Data records:

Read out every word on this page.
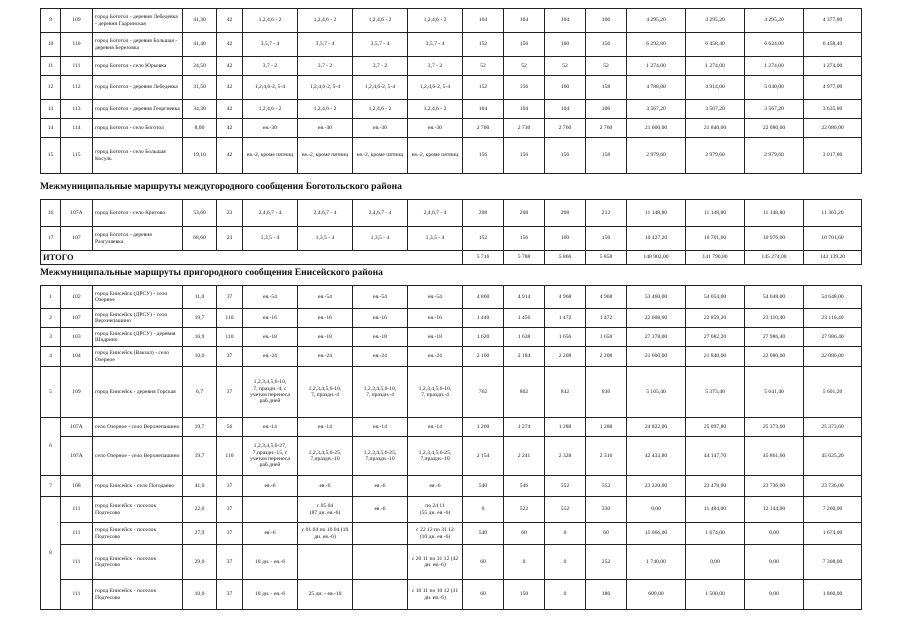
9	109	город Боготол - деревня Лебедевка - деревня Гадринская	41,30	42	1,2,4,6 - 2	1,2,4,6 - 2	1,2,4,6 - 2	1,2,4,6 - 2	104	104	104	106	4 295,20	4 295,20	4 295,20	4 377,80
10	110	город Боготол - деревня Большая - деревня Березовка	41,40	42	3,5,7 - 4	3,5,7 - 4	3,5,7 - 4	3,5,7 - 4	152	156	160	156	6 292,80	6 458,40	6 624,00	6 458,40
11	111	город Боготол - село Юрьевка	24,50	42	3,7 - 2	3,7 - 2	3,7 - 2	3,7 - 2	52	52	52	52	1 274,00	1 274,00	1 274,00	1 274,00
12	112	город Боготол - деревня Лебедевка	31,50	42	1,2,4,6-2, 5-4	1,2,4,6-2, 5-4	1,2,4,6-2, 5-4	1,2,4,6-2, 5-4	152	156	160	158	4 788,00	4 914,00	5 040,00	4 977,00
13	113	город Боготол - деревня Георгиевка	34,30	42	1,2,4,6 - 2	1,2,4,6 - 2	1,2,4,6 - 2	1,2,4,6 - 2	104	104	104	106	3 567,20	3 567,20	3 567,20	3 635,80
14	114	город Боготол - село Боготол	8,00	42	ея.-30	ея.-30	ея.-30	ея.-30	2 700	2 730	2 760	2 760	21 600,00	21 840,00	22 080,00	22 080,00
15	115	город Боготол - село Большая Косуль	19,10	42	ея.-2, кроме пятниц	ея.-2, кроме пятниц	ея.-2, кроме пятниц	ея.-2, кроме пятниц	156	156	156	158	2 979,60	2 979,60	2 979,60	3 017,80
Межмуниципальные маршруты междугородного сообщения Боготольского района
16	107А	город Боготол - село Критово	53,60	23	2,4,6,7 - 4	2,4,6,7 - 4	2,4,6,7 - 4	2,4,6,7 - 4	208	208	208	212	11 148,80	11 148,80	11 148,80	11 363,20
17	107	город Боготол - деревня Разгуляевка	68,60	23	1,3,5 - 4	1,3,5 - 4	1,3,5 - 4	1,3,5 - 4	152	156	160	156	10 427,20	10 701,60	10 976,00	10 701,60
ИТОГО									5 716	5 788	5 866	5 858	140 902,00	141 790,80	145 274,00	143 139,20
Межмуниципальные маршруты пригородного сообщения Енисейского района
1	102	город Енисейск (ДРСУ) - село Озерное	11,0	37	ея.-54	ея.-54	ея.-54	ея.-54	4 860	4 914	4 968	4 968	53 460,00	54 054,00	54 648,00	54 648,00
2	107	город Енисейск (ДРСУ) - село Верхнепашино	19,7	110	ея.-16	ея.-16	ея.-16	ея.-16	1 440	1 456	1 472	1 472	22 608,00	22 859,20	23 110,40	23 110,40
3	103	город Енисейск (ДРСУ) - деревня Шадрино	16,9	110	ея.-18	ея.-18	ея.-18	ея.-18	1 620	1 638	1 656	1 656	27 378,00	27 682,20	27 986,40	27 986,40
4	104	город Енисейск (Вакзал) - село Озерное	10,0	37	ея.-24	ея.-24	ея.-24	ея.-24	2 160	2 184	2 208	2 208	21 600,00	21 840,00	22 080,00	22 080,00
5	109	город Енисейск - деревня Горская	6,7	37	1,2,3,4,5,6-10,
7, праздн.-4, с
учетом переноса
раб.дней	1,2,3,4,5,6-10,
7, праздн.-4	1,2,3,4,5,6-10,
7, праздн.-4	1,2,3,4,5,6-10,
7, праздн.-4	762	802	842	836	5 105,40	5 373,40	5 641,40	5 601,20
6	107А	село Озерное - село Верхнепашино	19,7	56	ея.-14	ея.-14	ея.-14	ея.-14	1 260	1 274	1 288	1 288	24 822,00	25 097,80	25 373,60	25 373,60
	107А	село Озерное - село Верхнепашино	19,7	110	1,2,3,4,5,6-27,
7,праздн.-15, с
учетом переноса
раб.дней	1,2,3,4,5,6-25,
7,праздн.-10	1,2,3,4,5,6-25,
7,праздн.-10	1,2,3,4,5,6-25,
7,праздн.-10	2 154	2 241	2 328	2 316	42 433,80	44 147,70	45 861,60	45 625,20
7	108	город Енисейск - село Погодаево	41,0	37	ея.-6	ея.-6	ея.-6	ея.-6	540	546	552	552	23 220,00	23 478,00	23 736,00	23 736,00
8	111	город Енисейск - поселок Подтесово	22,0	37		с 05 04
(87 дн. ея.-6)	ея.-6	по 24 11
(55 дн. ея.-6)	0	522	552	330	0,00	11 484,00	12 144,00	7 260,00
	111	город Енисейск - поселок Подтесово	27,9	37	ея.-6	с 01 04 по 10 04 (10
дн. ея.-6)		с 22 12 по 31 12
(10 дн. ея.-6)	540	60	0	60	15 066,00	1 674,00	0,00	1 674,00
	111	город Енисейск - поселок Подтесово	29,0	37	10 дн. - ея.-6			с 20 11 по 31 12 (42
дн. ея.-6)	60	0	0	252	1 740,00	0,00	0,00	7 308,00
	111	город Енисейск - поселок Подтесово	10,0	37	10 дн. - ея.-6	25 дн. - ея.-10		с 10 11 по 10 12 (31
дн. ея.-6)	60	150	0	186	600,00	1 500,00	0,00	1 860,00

* _Required work_:
Repeat the full listing above exactly, with no pictures in the copy.

* _Response to this task_:
Read out every word on this page.
9	109	город Боготол - деревня Лебедевка - деревня Гадринская	41,30	42	1,2,4,6 - 2	1,2,4,6 - 2	1,2,4,6 - 2	1,2,4,6 - 2	104	104	104	106	4 295,20	4 295,20	4 295,20	4 377,80
10	110	город Боготол - деревня Большая - деревня Березовка	41,40	42	3,5,7 - 4	3,5,7 - 4	3,5,7 - 4	3,5,7 - 4	152	156	160	156	6 292,80	6 458,40	6 624,00	6 458,40
11	111	город Боготол - село Юрьевка	24,50	42	3,7 - 2	3,7 - 2	3,7 - 2	3,7 - 2	52	52	52	52	1 274,00	1 274,00	1 274,00	1 274,00
12	112	город Боготол - деревня Лебедевка	31,50	42	1,2,4,6-2, 5-4	1,2,4,6-2, 5-4	1,2,4,6-2, 5-4	1,2,4,6-2, 5-4	152	156	160	158	4 788,00	4 914,00	5 040,00	4 977,00
13	113	город Боготол - деревня Георгиевка	34,30	42	1,2,4,6 - 2	1,2,4,6 - 2	1,2,4,6 - 2	1,2,4,6 - 2	104	104	104	106	3 567,20	3 567,20	3 567,20	3 635,80
14	114	город Боготол - село Боготол	8,00	42	ея.-30	ея.-30	ея.-30	ея.-30	2 700	2 730	2 760	2 760	21 600,00	21 840,00	22 080,00	22 080,00
15	115	город Боготол - село Большая Косуль	19,10	42	ея.-2, кроме пятниц	ея.-2, кроме пятниц	ея.-2, кроме пятниц	ея.-2, кроме пятниц	156	156	156	158	2 979,60	2 979,60	2 979,60	3 017,80
Межмуниципальные маршруты междугородного сообщения Боготольского района
16	107А	город Боготол - село Критово	53,60	23	2,4,6,7 - 4	2,4,6,7 - 4	2,4,6,7 - 4	2,4,6,7 - 4	208	208	208	212	11 148,80	11 148,80	11 148,80	11 363,20
17	107	город Боготол - деревня Разгуляевка	68,60	23	1,3,5 - 4	1,3,5 - 4	1,3,5 - 4	1,3,5 - 4	152	156	160	156	10 427,20	10 701,60	10 976,00	10 701,60
ИТОГО									5 716	5 788	5 866	5 858	140 902,00	141 790,80	145 274,00	143 139,20
Межмуниципальные маршруты пригородного сообщения Енисейского района
1	102	город Енисейск (ДРСУ) - село Озерное	11,0	37	ея.-54	ея.-54	ея.-54	ея.-54	4 860	4 914	4 968	4 968	53 460,00	54 054,00	54 648,00	54 648,00
2	107	город Енисейск (ДРСУ) - село Верхнепашино	19,7	110	ея.-16	ея.-16	ея.-16	ея.-16	1 440	1 456	1 472	1 472	22 608,00	22 859,20	23 110,40	23 110,40
3	103	город Енисейск (ДРСУ) - деревня Шадрино	16,9	110	ея.-18	ея.-18	ея.-18	ея.-18	1 620	1 638	1 656	1 656	27 378,00	27 682,20	27 986,40	27 986,40
4	104	город Енисейск (Вакзал) - село Озерное	10,0	37	ея.-24	ея.-24	ея.-24	ея.-24	2 160	2 184	2 208	2 208	21 600,00	21 840,00	22 080,00	22 080,00
5	109	город Енисейск - деревня Горская	6,7	37	1,2,3,4,5,6-10,
7, праздн.-4, с
учетом переноса
раб.дней	1,2,3,4,5,6-10,
7, праздн.-4	1,2,3,4,5,6-10,
7, праздн.-4	1,2,3,4,5,6-10,
7, праздн.-4	762	802	842	836	5 105,40	5 373,40	5 641,40	5 601,20
6	107А	село Озерное - село Верхнепашино	19,7	56	ея.-14	ея.-14	ея.-14	ея.-14	1 260	1 274	1 288	1 288	24 822,00	25 097,80	25 373,60	25 373,60
	107А	село Озерное - село Верхнепашино	19,7	110	1,2,3,4,5,6-27,
7,праздн.-15, с
учетом переноса
раб.дней	1,2,3,4,5,6-25,
7,праздн.-10	1,2,3,4,5,6-25,
7,праздн.-10	1,2,3,4,5,6-25,
7,праздн.-10	2 154	2 241	2 328	2 316	42 433,80	44 147,70	45 861,60	45 625,20
7	108	город Енисейск - село Погодаево	41,0	37	ея.-6	ея.-6	ея.-6	ея.-6	540	546	552	552	23 220,00	23 478,00	23 736,00	23 736,00
8	111	город Енисейск - поселок Подтесово	22,0	37		с 05 04
(87 дн. ея.-6)	ея.-6	по 24 11
(55 дн. ея.-6)	0	522	552	330	0,00	11 484,00	12 144,00	7 260,00
	111	город Енисейск - поселок Подтесово	27,9	37	ея.-6	с 01 04 по 10 04 (10
дн. ея.-6)		с 22 12 по 31 12
(10 дн. ея.-6)	540	60	0	60	15 066,00	1 674,00	0,00	1 674,00
	111	город Енисейск - поселок Подтесово	29,0	37	10 дн. - ея.-6			с 20 11 по 31 12 (42
дн. ея.-6)	60	0	0	252	1 740,00	0,00	0,00	7 308,00
	111	город Енисейск - поселок Подтесово	10,0	37	10 дн. - ея.-6	25 дн. - ея.-10		с 10 11 по 10 12 (31
дн. ея.-6)	60	150	0	186	600,00	1 500,00	0,00	1 860,00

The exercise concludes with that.